(YOUR TASK) Restate the entries word for word, omitting nothing.

start LISTED ENTRIES

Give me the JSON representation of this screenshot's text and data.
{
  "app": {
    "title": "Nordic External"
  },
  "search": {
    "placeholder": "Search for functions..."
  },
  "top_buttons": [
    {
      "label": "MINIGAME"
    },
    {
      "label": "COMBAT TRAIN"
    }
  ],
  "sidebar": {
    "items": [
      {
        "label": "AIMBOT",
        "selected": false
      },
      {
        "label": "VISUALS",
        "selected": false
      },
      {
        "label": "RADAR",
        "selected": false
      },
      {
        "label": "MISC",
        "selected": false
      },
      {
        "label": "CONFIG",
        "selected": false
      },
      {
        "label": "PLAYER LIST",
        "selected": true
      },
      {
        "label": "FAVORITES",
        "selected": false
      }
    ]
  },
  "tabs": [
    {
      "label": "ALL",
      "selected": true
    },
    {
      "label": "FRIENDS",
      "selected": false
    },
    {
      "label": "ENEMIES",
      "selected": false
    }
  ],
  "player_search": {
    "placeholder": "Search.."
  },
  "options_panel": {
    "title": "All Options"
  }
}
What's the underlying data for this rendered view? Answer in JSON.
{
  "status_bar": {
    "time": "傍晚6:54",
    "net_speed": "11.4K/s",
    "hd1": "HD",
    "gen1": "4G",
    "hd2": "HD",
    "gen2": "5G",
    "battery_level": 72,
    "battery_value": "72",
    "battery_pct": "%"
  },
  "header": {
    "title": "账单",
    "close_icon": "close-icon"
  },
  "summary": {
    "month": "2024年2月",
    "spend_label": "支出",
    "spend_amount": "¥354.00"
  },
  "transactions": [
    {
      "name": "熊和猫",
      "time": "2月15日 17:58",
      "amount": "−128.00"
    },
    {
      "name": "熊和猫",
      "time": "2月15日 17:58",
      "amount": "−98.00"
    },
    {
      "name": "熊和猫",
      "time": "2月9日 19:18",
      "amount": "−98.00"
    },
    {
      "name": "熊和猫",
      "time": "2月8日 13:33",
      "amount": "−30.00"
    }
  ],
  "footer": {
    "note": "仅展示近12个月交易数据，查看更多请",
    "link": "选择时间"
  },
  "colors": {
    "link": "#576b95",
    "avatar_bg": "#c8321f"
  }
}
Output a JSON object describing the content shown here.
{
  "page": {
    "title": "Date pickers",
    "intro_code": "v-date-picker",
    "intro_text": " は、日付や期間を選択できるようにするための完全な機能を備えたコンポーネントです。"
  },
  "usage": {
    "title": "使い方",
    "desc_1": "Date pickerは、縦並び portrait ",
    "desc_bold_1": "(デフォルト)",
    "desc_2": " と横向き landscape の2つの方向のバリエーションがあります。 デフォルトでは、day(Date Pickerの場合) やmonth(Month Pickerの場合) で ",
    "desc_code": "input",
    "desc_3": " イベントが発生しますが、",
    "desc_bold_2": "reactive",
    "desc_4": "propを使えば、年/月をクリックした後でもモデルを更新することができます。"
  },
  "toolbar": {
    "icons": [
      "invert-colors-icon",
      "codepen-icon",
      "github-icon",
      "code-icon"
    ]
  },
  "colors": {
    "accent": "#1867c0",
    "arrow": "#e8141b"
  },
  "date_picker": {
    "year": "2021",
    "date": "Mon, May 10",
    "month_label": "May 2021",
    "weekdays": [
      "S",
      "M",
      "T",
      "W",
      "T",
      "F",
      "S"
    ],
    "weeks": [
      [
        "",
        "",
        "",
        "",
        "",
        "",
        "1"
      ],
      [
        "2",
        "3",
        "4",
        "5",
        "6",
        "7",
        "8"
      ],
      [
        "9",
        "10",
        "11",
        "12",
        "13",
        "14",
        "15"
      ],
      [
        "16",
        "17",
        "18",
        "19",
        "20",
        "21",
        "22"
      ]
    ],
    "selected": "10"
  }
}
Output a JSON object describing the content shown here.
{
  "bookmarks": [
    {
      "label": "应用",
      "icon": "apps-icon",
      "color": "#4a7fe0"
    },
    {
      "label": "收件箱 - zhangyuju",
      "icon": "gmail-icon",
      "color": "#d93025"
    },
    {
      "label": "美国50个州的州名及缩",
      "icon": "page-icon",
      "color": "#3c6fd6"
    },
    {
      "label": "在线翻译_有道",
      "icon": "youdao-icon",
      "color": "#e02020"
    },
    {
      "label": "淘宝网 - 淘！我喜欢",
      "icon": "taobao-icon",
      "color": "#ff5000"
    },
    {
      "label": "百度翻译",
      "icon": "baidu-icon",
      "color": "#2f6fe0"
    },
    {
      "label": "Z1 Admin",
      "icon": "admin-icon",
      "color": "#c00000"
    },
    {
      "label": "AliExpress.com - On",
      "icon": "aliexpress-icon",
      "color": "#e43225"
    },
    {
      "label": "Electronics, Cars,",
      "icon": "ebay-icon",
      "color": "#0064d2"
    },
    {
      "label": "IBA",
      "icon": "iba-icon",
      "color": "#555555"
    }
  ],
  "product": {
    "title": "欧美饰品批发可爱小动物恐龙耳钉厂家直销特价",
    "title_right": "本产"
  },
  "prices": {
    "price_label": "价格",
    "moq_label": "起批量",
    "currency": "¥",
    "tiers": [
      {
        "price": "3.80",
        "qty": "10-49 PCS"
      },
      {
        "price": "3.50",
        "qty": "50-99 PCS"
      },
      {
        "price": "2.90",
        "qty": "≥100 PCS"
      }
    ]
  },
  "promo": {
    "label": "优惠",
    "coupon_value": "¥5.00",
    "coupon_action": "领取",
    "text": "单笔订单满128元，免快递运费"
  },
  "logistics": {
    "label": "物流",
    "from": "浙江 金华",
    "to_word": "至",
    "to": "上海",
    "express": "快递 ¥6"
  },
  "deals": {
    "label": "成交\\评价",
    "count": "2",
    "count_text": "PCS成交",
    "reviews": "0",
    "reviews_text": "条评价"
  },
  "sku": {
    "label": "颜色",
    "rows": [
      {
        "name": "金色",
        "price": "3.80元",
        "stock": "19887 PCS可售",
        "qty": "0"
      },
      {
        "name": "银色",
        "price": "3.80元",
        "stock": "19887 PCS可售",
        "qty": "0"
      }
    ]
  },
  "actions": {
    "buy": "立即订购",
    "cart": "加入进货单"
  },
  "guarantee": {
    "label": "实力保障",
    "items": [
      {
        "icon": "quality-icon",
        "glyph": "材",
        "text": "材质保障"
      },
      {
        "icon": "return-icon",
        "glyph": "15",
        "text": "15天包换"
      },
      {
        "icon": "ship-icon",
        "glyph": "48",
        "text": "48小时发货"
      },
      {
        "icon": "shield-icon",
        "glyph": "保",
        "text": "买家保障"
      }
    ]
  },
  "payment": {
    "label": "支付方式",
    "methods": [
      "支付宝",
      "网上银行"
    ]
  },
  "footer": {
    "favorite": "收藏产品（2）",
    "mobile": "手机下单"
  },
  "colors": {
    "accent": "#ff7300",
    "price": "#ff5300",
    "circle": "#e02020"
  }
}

end LISTED ENTRIES

(OUTPUT)
Give me the JSON representation of this screenshot's text and data.
{
  "app": {
    "title": "Nordic External"
  },
  "search": {
    "placeholder": "Search for functions..."
  },
  "top_buttons": [
    {
      "label": "MINIGAME"
    },
    {
      "label": "COMBAT TRAIN"
    }
  ],
  "sidebar": {
    "items": [
      {
        "label": "AIMBOT",
        "selected": false
      },
      {
        "label": "VISUALS",
        "selected": false
      },
      {
        "label": "RADAR",
        "selected": false
      },
      {
        "label": "MISC",
        "selected": false
      },
      {
        "label": "CONFIG",
        "selected": false
      },
      {
        "label": "PLAYER LIST",
        "selected": true
      },
      {
        "label": "FAVORITES",
        "selected": false
      }
    ]
  },
  "tabs": [
    {
      "label": "ALL",
      "selected": true
    },
    {
      "label": "FRIENDS",
      "selected": false
    },
    {
      "label": "ENEMIES",
      "selected": false
    }
  ],
  "player_search": {
    "placeholder": "Search.."
  },
  "options_panel": {
    "title": "All Options"
  }
}
What's the underlying data for this rendered view? Answer in JSON.
{
  "status_bar": {
    "time": "傍晚6:54",
    "net_speed": "11.4K/s",
    "hd1": "HD",
    "gen1": "4G",
    "hd2": "HD",
    "gen2": "5G",
    "battery_level": 72,
    "battery_value": "72",
    "battery_pct": "%"
  },
  "header": {
    "title": "账单",
    "close_icon": "close-icon"
  },
  "summary": {
    "month": "2024年2月",
    "spend_label": "支出",
    "spend_amount": "¥354.00"
  },
  "transactions": [
    {
      "name": "熊和猫",
      "time": "2月15日 17:58",
      "amount": "−128.00"
    },
    {
      "name": "熊和猫",
      "time": "2月15日 17:58",
      "amount": "−98.00"
    },
    {
      "name": "熊和猫",
      "time": "2月9日 19:18",
      "amount": "−98.00"
    },
    {
      "name": "熊和猫",
      "time": "2月8日 13:33",
      "amount": "−30.00"
    }
  ],
  "footer": {
    "note": "仅展示近12个月交易数据，查看更多请",
    "link": "选择时间"
  },
  "colors": {
    "link": "#576b95",
    "avatar_bg": "#c8321f"
  }
}
Output a JSON object describing the content shown here.
{
  "page": {
    "title": "Date pickers",
    "intro_code": "v-date-picker",
    "intro_text": " は、日付や期間を選択できるようにするための完全な機能を備えたコンポーネントです。"
  },
  "usage": {
    "title": "使い方",
    "desc_1": "Date pickerは、縦並び portrait ",
    "desc_bold_1": "(デフォルト)",
    "desc_2": " と横向き landscape の2つの方向のバリエーションがあります。 デフォルトでは、day(Date Pickerの場合) やmonth(Month Pickerの場合) で ",
    "desc_code": "input",
    "desc_3": " イベントが発生しますが、",
    "desc_bold_2": "reactive",
    "desc_4": "propを使えば、年/月をクリックした後でもモデルを更新することができます。"
  },
  "toolbar": {
    "icons": [
      "invert-colors-icon",
      "codepen-icon",
      "github-icon",
      "code-icon"
    ]
  },
  "colors": {
    "accent": "#1867c0",
    "arrow": "#e8141b"
  },
  "date_picker": {
    "year": "2021",
    "date": "Mon, May 10",
    "month_label": "May 2021",
    "weekdays": [
      "S",
      "M",
      "T",
      "W",
      "T",
      "F",
      "S"
    ],
    "weeks": [
      [
        "",
        "",
        "",
        "",
        "",
        "",
        "1"
      ],
      [
        "2",
        "3",
        "4",
        "5",
        "6",
        "7",
        "8"
      ],
      [
        "9",
        "10",
        "11",
        "12",
        "13",
        "14",
        "15"
      ],
      [
        "16",
        "17",
        "18",
        "19",
        "20",
        "21",
        "22"
      ]
    ],
    "selected": "10"
  }
}
Output a JSON object describing the content shown here.
{
  "bookmarks": [
    {
      "label": "应用",
      "icon": "apps-icon",
      "color": "#4a7fe0"
    },
    {
      "label": "收件箱 - zhangyuju",
      "icon": "gmail-icon",
      "color": "#d93025"
    },
    {
      "label": "美国50个州的州名及缩",
      "icon": "page-icon",
      "color": "#3c6fd6"
    },
    {
      "label": "在线翻译_有道",
      "icon": "youdao-icon",
      "color": "#e02020"
    },
    {
      "label": "淘宝网 - 淘！我喜欢",
      "icon": "taobao-icon",
      "color": "#ff5000"
    },
    {
      "label": "百度翻译",
      "icon": "baidu-icon",
      "color": "#2f6fe0"
    },
    {
      "label": "Z1 Admin",
      "icon": "admin-icon",
      "color": "#c00000"
    },
    {
      "label": "AliExpress.com - On",
      "icon": "aliexpress-icon",
      "color": "#e43225"
    },
    {
      "label": "Electronics, Cars,",
      "icon": "ebay-icon",
      "color": "#0064d2"
    },
    {
      "label": "IBA",
      "icon": "iba-icon",
      "color": "#555555"
    }
  ],
  "product": {
    "title": "欧美饰品批发可爱小动物恐龙耳钉厂家直销特价",
    "title_right": "本产"
  },
  "prices": {
    "price_label": "价格",
    "moq_label": "起批量",
    "currency": "¥",
    "tiers": [
      {
        "price": "3.80",
        "qty": "10-49 PCS"
      },
      {
        "price": "3.50",
        "qty": "50-99 PCS"
      },
      {
        "price": "2.90",
        "qty": "≥100 PCS"
      }
    ]
  },
  "promo": {
    "label": "优惠",
    "coupon_value": "¥5.00",
    "coupon_action": "领取",
    "text": "单笔订单满128元，免快递运费"
  },
  "logistics": {
    "label": "物流",
    "from": "浙江 金华",
    "to_word": "至",
    "to": "上海",
    "express": "快递 ¥6"
  },
  "deals": {
    "label": "成交\\评价",
    "count": "2",
    "count_text": "PCS成交",
    "reviews": "0",
    "reviews_text": "条评价"
  },
  "sku": {
    "label": "颜色",
    "rows": [
      {
        "name": "金色",
        "price": "3.80元",
        "stock": "19887 PCS可售",
        "qty": "0"
      },
      {
        "name": "银色",
        "price": "3.80元",
        "stock": "19887 PCS可售",
        "qty": "0"
      }
    ]
  },
  "actions": {
    "buy": "立即订购",
    "cart": "加入进货单"
  },
  "guarantee": {
    "label": "实力保障",
    "items": [
      {
        "icon": "quality-icon",
        "glyph": "材",
        "text": "材质保障"
      },
      {
        "icon": "return-icon",
        "glyph": "15",
        "text": "15天包换"
      },
      {
        "icon": "ship-icon",
        "glyph": "48",
        "text": "48小时发货"
      },
      {
        "icon": "shield-icon",
        "glyph": "保",
        "text": "买家保障"
      }
    ]
  },
  "payment": {
    "label": "支付方式",
    "methods": [
      "支付宝",
      "网上银行"
    ]
  },
  "footer": {
    "favorite": "收藏产品（2）",
    "mobile": "手机下单"
  },
  "colors": {
    "accent": "#ff7300",
    "price": "#ff5300",
    "circle": "#e02020"
  }
}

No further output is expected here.